Dataset records
start

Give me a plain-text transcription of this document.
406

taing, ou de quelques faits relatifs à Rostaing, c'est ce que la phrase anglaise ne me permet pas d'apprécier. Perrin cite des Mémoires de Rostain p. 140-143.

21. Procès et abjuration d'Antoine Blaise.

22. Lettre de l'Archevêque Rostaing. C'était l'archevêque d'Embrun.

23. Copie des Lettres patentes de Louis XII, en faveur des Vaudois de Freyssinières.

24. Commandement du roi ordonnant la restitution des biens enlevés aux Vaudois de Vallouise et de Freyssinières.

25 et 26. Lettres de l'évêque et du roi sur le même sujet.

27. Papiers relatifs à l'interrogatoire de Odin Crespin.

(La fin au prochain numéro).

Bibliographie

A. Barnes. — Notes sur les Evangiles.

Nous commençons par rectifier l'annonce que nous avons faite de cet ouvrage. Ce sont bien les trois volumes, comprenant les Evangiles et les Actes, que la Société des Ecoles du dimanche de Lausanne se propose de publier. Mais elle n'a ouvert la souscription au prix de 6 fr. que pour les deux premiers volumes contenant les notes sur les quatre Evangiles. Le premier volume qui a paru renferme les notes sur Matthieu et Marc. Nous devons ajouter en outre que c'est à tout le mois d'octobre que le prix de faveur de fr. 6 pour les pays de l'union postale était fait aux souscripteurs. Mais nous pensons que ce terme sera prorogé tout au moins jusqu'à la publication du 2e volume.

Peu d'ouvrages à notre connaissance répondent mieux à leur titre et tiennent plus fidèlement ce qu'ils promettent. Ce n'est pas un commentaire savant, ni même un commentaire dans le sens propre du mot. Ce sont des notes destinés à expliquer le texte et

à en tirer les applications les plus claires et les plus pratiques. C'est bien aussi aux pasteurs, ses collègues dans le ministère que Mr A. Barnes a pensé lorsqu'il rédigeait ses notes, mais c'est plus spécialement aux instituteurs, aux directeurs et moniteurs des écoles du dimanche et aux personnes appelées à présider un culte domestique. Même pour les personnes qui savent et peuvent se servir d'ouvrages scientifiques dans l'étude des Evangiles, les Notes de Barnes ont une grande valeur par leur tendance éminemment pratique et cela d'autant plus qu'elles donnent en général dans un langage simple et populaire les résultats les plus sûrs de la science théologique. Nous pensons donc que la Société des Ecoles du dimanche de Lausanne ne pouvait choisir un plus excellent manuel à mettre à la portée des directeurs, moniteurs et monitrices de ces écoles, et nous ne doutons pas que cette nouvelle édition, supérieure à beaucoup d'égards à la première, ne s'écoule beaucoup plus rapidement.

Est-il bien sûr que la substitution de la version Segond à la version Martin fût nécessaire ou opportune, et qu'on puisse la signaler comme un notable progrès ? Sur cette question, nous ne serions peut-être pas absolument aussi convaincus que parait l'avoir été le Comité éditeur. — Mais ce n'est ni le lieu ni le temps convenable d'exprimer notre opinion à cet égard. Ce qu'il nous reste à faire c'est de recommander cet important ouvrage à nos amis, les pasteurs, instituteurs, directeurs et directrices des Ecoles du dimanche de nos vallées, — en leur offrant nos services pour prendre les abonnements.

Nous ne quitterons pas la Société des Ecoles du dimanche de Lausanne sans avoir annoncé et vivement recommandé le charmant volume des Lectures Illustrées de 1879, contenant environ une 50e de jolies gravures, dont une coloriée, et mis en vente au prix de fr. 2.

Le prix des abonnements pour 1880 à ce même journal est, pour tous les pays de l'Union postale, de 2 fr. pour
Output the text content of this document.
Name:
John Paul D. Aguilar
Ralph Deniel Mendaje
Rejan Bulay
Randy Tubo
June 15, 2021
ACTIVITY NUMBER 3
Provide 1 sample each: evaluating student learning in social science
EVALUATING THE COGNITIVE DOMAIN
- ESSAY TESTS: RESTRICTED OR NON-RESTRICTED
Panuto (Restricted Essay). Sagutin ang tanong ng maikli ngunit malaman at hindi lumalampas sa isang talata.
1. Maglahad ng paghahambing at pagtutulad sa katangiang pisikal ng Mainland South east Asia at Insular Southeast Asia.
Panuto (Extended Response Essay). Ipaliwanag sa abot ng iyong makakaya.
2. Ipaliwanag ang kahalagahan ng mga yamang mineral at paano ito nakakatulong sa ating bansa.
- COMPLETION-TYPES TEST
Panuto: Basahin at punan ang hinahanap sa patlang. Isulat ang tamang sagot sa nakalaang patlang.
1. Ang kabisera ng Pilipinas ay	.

end

REQUEST: Please output the entries above, every line exactly as it reads.

WRITTEN SOLUTION:
Give me a plain-text transcription of this document.
406

taing, ou de quelques faits relatifs à Rostaing, c'est ce que la phrase anglaise ne me permet pas d'apprécier. Perrin cite des Mémoires de Rostain p. 140-143.

21. Procès et abjuration d'Antoine Blaise.

22. Lettre de l'Archevêque Rostaing. C'était l'archevêque d'Embrun.

23. Copie des Lettres patentes de Louis XII, en faveur des Vaudois de Freyssinières.

24. Commandement du roi ordonnant la restitution des biens enlevés aux Vaudois de Vallouise et de Freyssinières.

25 et 26. Lettres de l'évêque et du roi sur le même sujet.

27. Papiers relatifs à l'interrogatoire de Odin Crespin.

(La fin au prochain numéro).

Bibliographie

A. Barnes. — Notes sur les Evangiles.

Nous commençons par rectifier l'annonce que nous avons faite de cet ouvrage. Ce sont bien les trois volumes, comprenant les Evangiles et les Actes, que la Société des Ecoles du dimanche de Lausanne se propose de publier. Mais elle n'a ouvert la souscription au prix de 6 fr. que pour les deux premiers volumes contenant les notes sur les quatre Evangiles. Le premier volume qui a paru renferme les notes sur Matthieu et Marc. Nous devons ajouter en outre que c'est à tout le mois d'octobre que le prix de faveur de fr. 6 pour les pays de l'union postale était fait aux souscripteurs. Mais nous pensons que ce terme sera prorogé tout au moins jusqu'à la publication du 2e volume.

Peu d'ouvrages à notre connaissance répondent mieux à leur titre et tiennent plus fidèlement ce qu'ils promettent. Ce n'est pas un commentaire savant, ni même un commentaire dans le sens propre du mot. Ce sont des notes destinés à expliquer le texte et

à en tirer les applications les plus claires et les plus pratiques. C'est bien aussi aux pasteurs, ses collègues dans le ministère que Mr A. Barnes a pensé lorsqu'il rédigeait ses notes, mais c'est plus spécialement aux instituteurs, aux directeurs et moniteurs des écoles du dimanche et aux personnes appelées à présider un culte domestique. Même pour les personnes qui savent et peuvent se servir d'ouvrages scientifiques dans l'étude des Evangiles, les Notes de Barnes ont une grande valeur par leur tendance éminemment pratique et cela d'autant plus qu'elles donnent en général dans un langage simple et populaire les résultats les plus sûrs de la science théologique. Nous pensons donc que la Société des Ecoles du dimanche de Lausanne ne pouvait choisir un plus excellent manuel à mettre à la portée des directeurs, moniteurs et monitrices de ces écoles, et nous ne doutons pas que cette nouvelle édition, supérieure à beaucoup d'égards à la première, ne s'écoule beaucoup plus rapidement.

Est-il bien sûr que la substitution de la version Segond à la version Martin fût nécessaire ou opportune, et qu'on puisse la signaler comme un notable progrès ? Sur cette question, nous ne serions peut-être pas absolument aussi convaincus que parait l'avoir été le Comité éditeur. — Mais ce n'est ni le lieu ni le temps convenable d'exprimer notre opinion à cet égard. Ce qu'il nous reste à faire c'est de recommander cet important ouvrage à nos amis, les pasteurs, instituteurs, directeurs et directrices des Ecoles du dimanche de nos vallées, — en leur offrant nos services pour prendre les abonnements.

Nous ne quitterons pas la Société des Ecoles du dimanche de Lausanne sans avoir annoncé et vivement recommandé le charmant volume des Lectures Illustrées de 1879, contenant environ une 50e de jolies gravures, dont une coloriée, et mis en vente au prix de fr. 2.

Le prix des abonnements pour 1880 à ce même journal est, pour tous les pays de l'Union postale, de 2 fr. pour
Output the text content of this document.
Name:
John Paul D. Aguilar
Ralph Deniel Mendaje
Rejan Bulay
Randy Tubo
June 15, 2021
ACTIVITY NUMBER 3
Provide 1 sample each: evaluating student learning in social science
EVALUATING THE COGNITIVE DOMAIN
- ESSAY TESTS: RESTRICTED OR NON-RESTRICTED
Panuto (Restricted Essay). Sagutin ang tanong ng maikli ngunit malaman at hindi lumalampas sa isang talata.
1. Maglahad ng paghahambing at pagtutulad sa katangiang pisikal ng Mainland South east Asia at Insular Southeast Asia.
Panuto (Extended Response Essay). Ipaliwanag sa abot ng iyong makakaya.
2. Ipaliwanag ang kahalagahan ng mga yamang mineral at paano ito nakakatulong sa ating bansa.
- COMPLETION-TYPES TEST
Panuto: Basahin at punan ang hinahanap sa patlang. Isulat ang tamang sagot sa nakalaang patlang.
1. Ang kabisera ng Pilipinas ay	.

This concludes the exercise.